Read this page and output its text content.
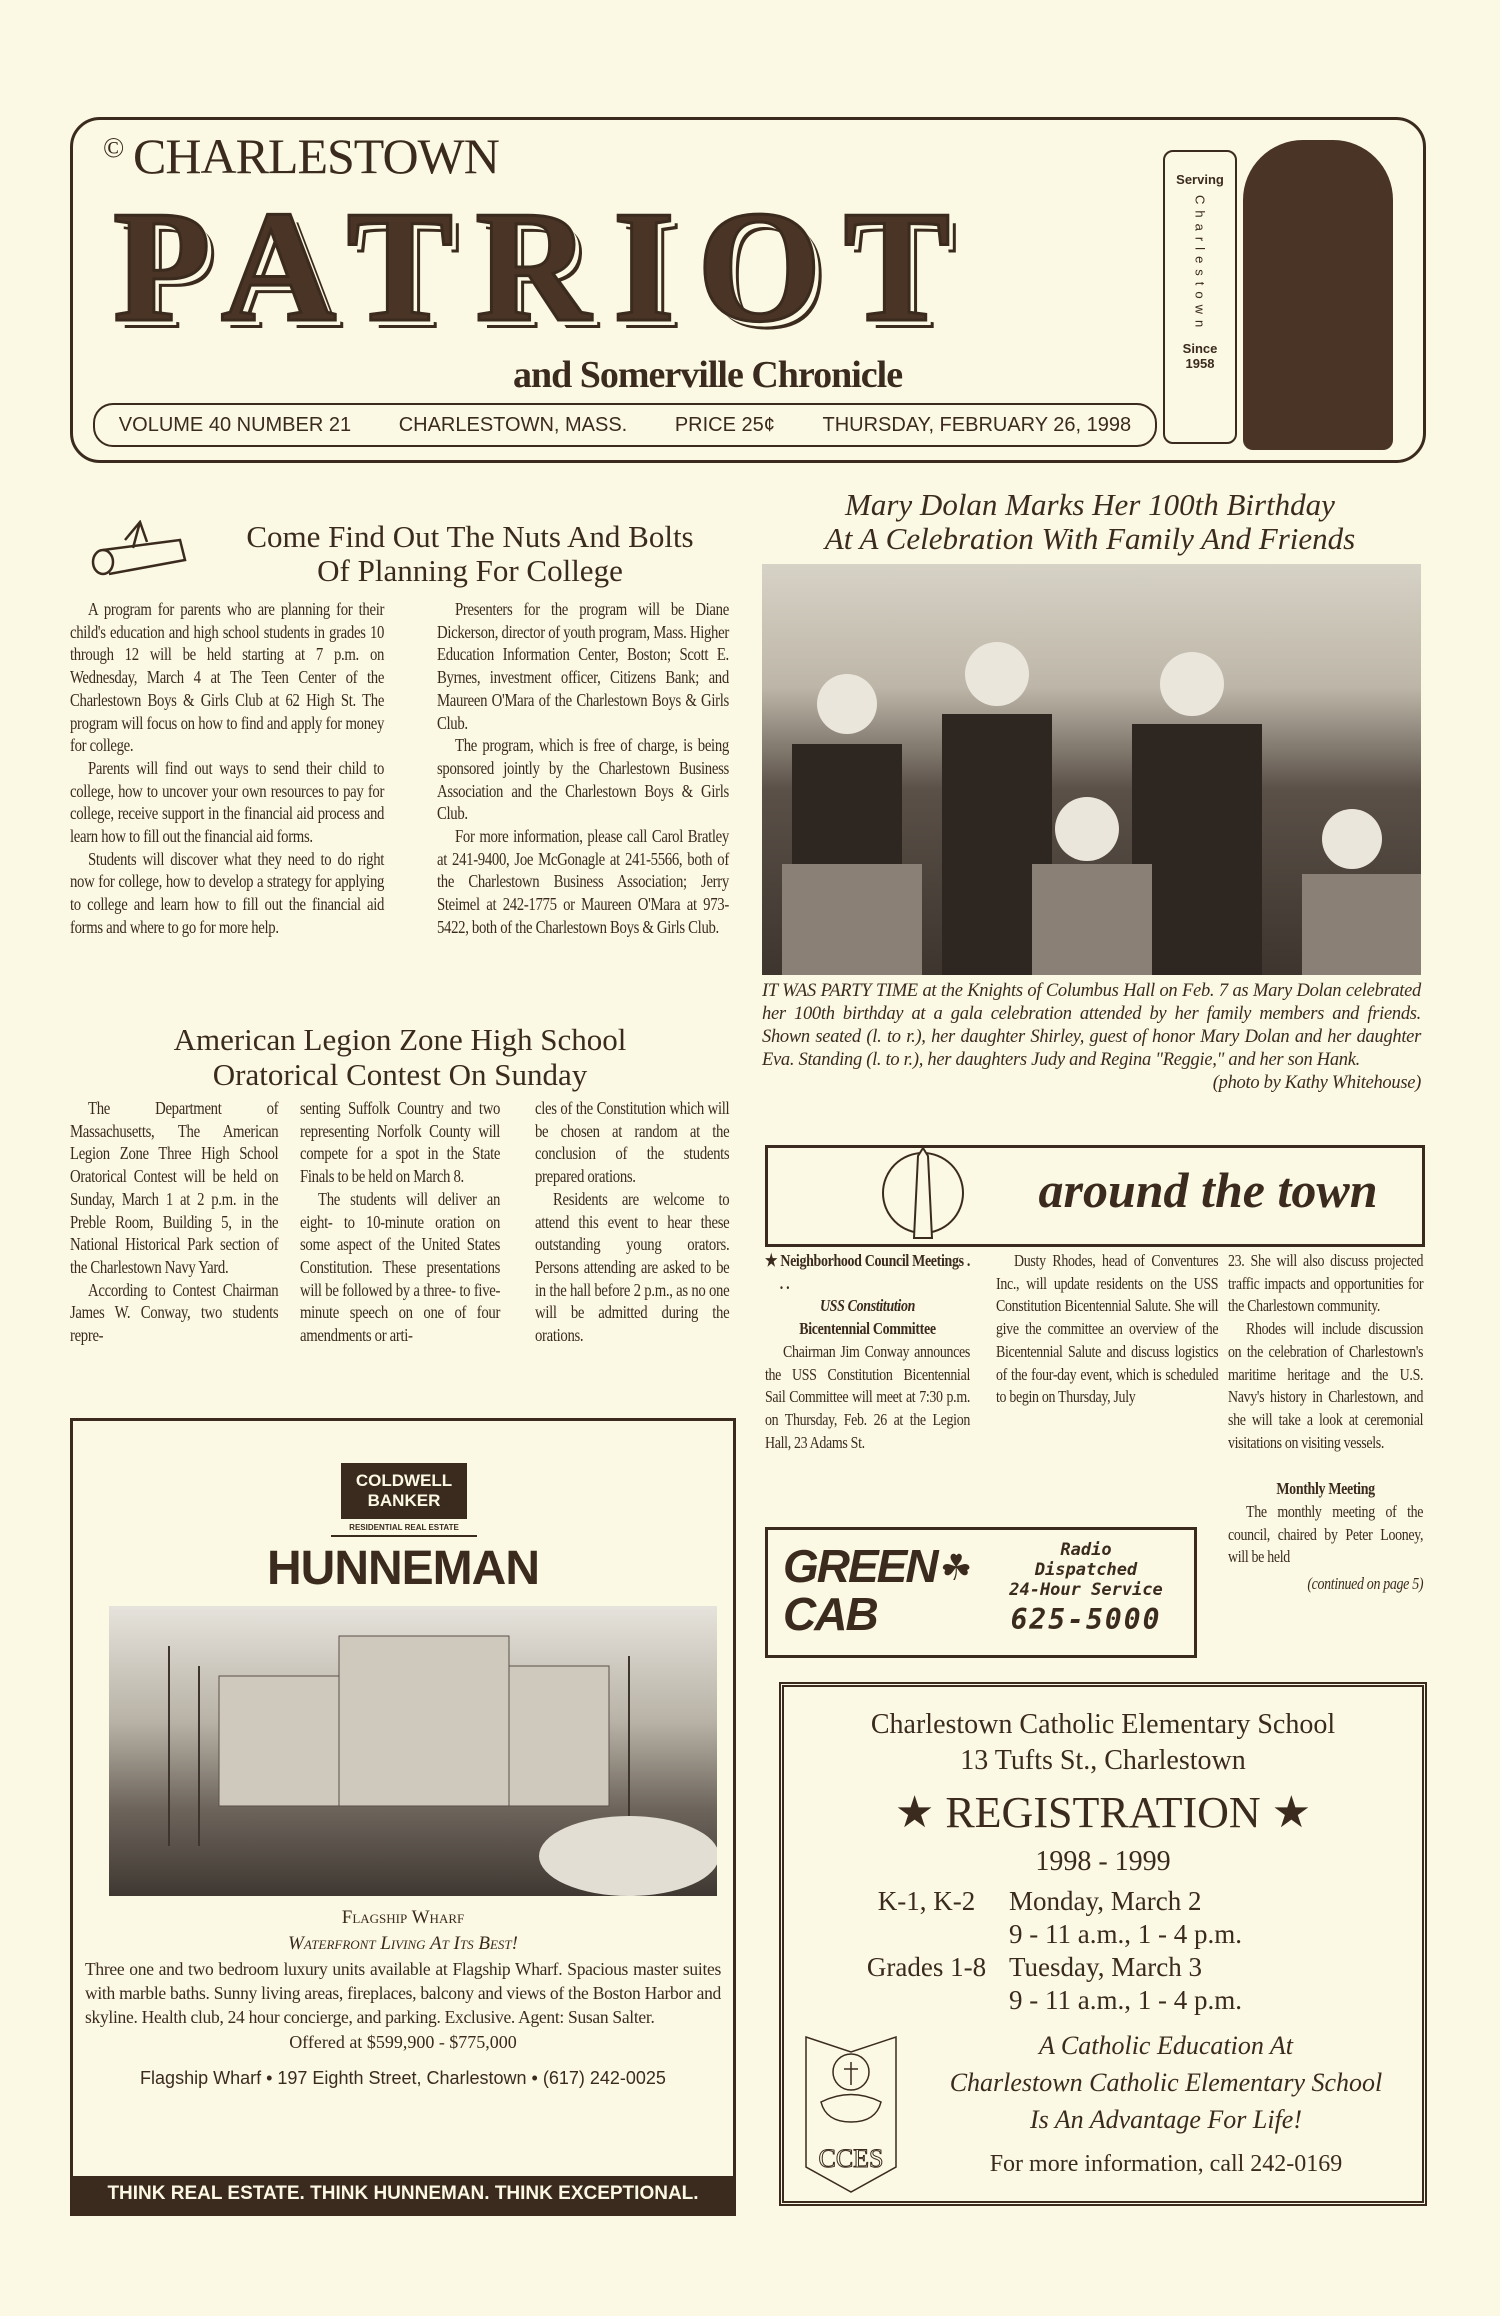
© CHARLESTOWN
PATRIOT
and Somerville Chronicle
VOLUME 40 NUMBER 21 CHARLESTOWN, MASS. PRICE 25¢ THURSDAY, FEBRUARY 26, 1998
Serving
Charlestown
Since 1958
Come Find Out The Nuts And Bolts
Of Planning For College

A program for parents who are planning for their child's education and high school students in grades 10 through 12 will be held starting at 7 p.m. on Wednesday, March 4 at The Teen Center of the Charlestown Boys & Girls Club at 62 High St. The program will focus on how to find and apply for money for college.

Parents will find out ways to send their child to college, how to uncover your own resources to pay for college, receive support in the financial aid process and learn how to fill out the financial aid forms.

Students will discover what they need to do right now for college, how to develop a strategy for applying to college and learn how to fill out the financial aid forms and where to go for more help.

Presenters for the program will be Diane Dickerson, director of youth program, Mass. Higher Education Information Center, Boston; Scott E. Byrnes, investment officer, Citizens Bank; and Maureen O'Mara of the Charlestown Boys & Girls Club.

The program, which is free of charge, is being sponsored jointly by the Charlestown Business Association and the Charlestown Boys & Girls Club.

For more information, please call Carol Bratley at 241-9400, Joe McGonagle at 241-5566, both of the Charlestown Business Association; Jerry Steimel at 242-1775 or Maureen O'Mara at 973-5422, both of the Charlestown Boys & Girls Club.

Mary Dolan Marks Her 100th Birthday
At A Celebration With Family And Friends
IT WAS PARTY TIME at the Knights of Columbus Hall on Feb. 7 as Mary Dolan celebrated her 100th birthday at a gala celebration attended by her family members and friends. Shown seated (l. to r.), her daughter Shirley, guest of honor Mary Dolan and her daughter Eva. Standing (l. to r.), her daughters Judy and Regina "Reggie," and her son Hank.
(photo by Kathy Whitehouse)
American Legion Zone High School
Oratorical Contest On Sunday

The Department of Massachusetts, The American Legion Zone Three High School Oratorical Contest will be held on Sunday, March 1 at 2 p.m. in the Preble Room, Building 5, in the National Historical Park section of the Charlestown Navy Yard.

According to Contest Chairman James W. Conway, two students repre-

senting Suffolk Country and two representing Norfolk County will compete for a spot in the State Finals to be held on March 8.

The students will deliver an eight- to 10-minute oration on some aspect of the United States Constitution. These presentations will be followed by a three- to five-minute speech on one of four amendments or arti-

cles of the Constitution which will be chosen at random at the conclusion of the students prepared orations.

Residents are welcome to attend this event to hear these outstanding young orators. Persons attending are asked to be in the hall before 2 p.m., as no one will be admitted during the orations.

around the town

★ Neighborhood Council Meetings . . .

USS Constitution

Bicentennial Committee

Chairman Jim Conway announces the USS Constitution Bicentennial Sail Committee will meet at 7:30 p.m. on Thursday, Feb. 26 at the Legion Hall, 23 Adams St.

Dusty Rhodes, head of Conventures Inc., will update residents on the USS Constitution Bicentennial Salute. She will give the committee an overview of the Bicentennial Salute and discuss logistics of the four-day event, which is scheduled to begin on Thursday, July

23. She will also discuss projected traffic impacts and opportunities for the Charlestown community.

Rhodes will include discussion on the celebration of Charlestown's maritime heritage and the U.S. Navy's history in Charlestown, and she will take a look at ceremonial visitations on visiting vessels.

Monthly Meeting

The monthly meeting of the council, chaired by Peter Looney, will be held

(continued on page 5)

GREEN
CAB
☘	Radio
Dispatched
24-Hour Service
625-5000
COLDWELL
BANKER
RESIDENTIAL REAL ESTATE
HUNNEMAN
Flagship Wharf
Waterfront Living At Its Best!
Three one and two bedroom luxury units available at Flagship Wharf. Spacious master suites with marble baths. Sunny living areas, fireplaces, balcony and views of the Boston Harbor and skyline. Health club, 24 hour concierge, and parking. Exclusive. Agent: Susan Salter.
Offered at $599,900 - $775,000
Flagship Wharf • 197 Eighth Street, Charlestown • (617) 242-0025
THINK REAL ESTATE. THINK HUNNEMAN. THINK EXCEPTIONAL.
Charlestown Catholic Elementary School
13 Tufts St., Charlestown
★ REGISTRATION ★
1998 - 1999
K-1, K-2	Monday, March 2
9 - 11 a.m., 1 - 4 p.m.
Grades 1-8 Tuesday, March 3
9 - 11 a.m., 1 - 4 p.m.
CCES
A Catholic Education At
Charlestown Catholic Elementary School
Is An Advantage For Life!
For more information, call 242-0169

+ + +

> Short exercise:
Every record gets retyped exactly; no picture goes into the copy.

> Response to this exercise:
Read this page and output its text content.
© CHARLESTOWN
PATRIOT
and Somerville Chronicle
VOLUME 40 NUMBER 21 CHARLESTOWN, MASS. PRICE 25¢ THURSDAY, FEBRUARY 26, 1998
Serving
Charlestown
Since 1958
Come Find Out The Nuts And Bolts
Of Planning For College

A program for parents who are planning for their child's education and high school students in grades 10 through 12 will be held starting at 7 p.m. on Wednesday, March 4 at The Teen Center of the Charlestown Boys & Girls Club at 62 High St. The program will focus on how to find and apply for money for college.

Parents will find out ways to send their child to college, how to uncover your own resources to pay for college, receive support in the financial aid process and learn how to fill out the financial aid forms.

Students will discover what they need to do right now for college, how to develop a strategy for applying to college and learn how to fill out the financial aid forms and where to go for more help.

Presenters for the program will be Diane Dickerson, director of youth program, Mass. Higher Education Information Center, Boston; Scott E. Byrnes, investment officer, Citizens Bank; and Maureen O'Mara of the Charlestown Boys & Girls Club.

The program, which is free of charge, is being sponsored jointly by the Charlestown Business Association and the Charlestown Boys & Girls Club.

For more information, please call Carol Bratley at 241-9400, Joe McGonagle at 241-5566, both of the Charlestown Business Association; Jerry Steimel at 242-1775 or Maureen O'Mara at 973-5422, both of the Charlestown Boys & Girls Club.

Mary Dolan Marks Her 100th Birthday
At A Celebration With Family And Friends
IT WAS PARTY TIME at the Knights of Columbus Hall on Feb. 7 as Mary Dolan celebrated her 100th birthday at a gala celebration attended by her family members and friends. Shown seated (l. to r.), her daughter Shirley, guest of honor Mary Dolan and her daughter Eva. Standing (l. to r.), her daughters Judy and Regina "Reggie," and her son Hank.
(photo by Kathy Whitehouse)
American Legion Zone High School
Oratorical Contest On Sunday

The Department of Massachusetts, The American Legion Zone Three High School Oratorical Contest will be held on Sunday, March 1 at 2 p.m. in the Preble Room, Building 5, in the National Historical Park section of the Charlestown Navy Yard.

According to Contest Chairman James W. Conway, two students repre-

senting Suffolk Country and two representing Norfolk County will compete for a spot in the State Finals to be held on March 8.

The students will deliver an eight- to 10-minute oration on some aspect of the United States Constitution. These presentations will be followed by a three- to five-minute speech on one of four amendments or arti-

cles of the Constitution which will be chosen at random at the conclusion of the students prepared orations.

Residents are welcome to attend this event to hear these outstanding young orators. Persons attending are asked to be in the hall before 2 p.m., as no one will be admitted during the orations.

around the town

★ Neighborhood Council Meetings . . .

USS Constitution

Bicentennial Committee

Chairman Jim Conway announces the USS Constitution Bicentennial Sail Committee will meet at 7:30 p.m. on Thursday, Feb. 26 at the Legion Hall, 23 Adams St.

Dusty Rhodes, head of Conventures Inc., will update residents on the USS Constitution Bicentennial Salute. She will give the committee an overview of the Bicentennial Salute and discuss logistics of the four-day event, which is scheduled to begin on Thursday, July

23. She will also discuss projected traffic impacts and opportunities for the Charlestown community.

Rhodes will include discussion on the celebration of Charlestown's maritime heritage and the U.S. Navy's history in Charlestown, and she will take a look at ceremonial visitations on visiting vessels.

Monthly Meeting

The monthly meeting of the council, chaired by Peter Looney, will be held

(continued on page 5)

GREEN
CAB
☘	Radio
Dispatched
24-Hour Service
625-5000
COLDWELL
BANKER
RESIDENTIAL REAL ESTATE
HUNNEMAN
Flagship Wharf
Waterfront Living At Its Best!
Three one and two bedroom luxury units available at Flagship Wharf. Spacious master suites with marble baths. Sunny living areas, fireplaces, balcony and views of the Boston Harbor and skyline. Health club, 24 hour concierge, and parking. Exclusive. Agent: Susan Salter.
Offered at $599,900 - $775,000
Flagship Wharf • 197 Eighth Street, Charlestown • (617) 242-0025
THINK REAL ESTATE. THINK HUNNEMAN. THINK EXCEPTIONAL.
Charlestown Catholic Elementary School
13 Tufts St., Charlestown
★ REGISTRATION ★
1998 - 1999
K-1, K-2	Monday, March 2
9 - 11 a.m., 1 - 4 p.m.
Grades 1-8 Tuesday, March 3
9 - 11 a.m., 1 - 4 p.m.
CCES
A Catholic Education At
Charlestown Catholic Elementary School
Is An Advantage For Life!
For more information, call 242-0169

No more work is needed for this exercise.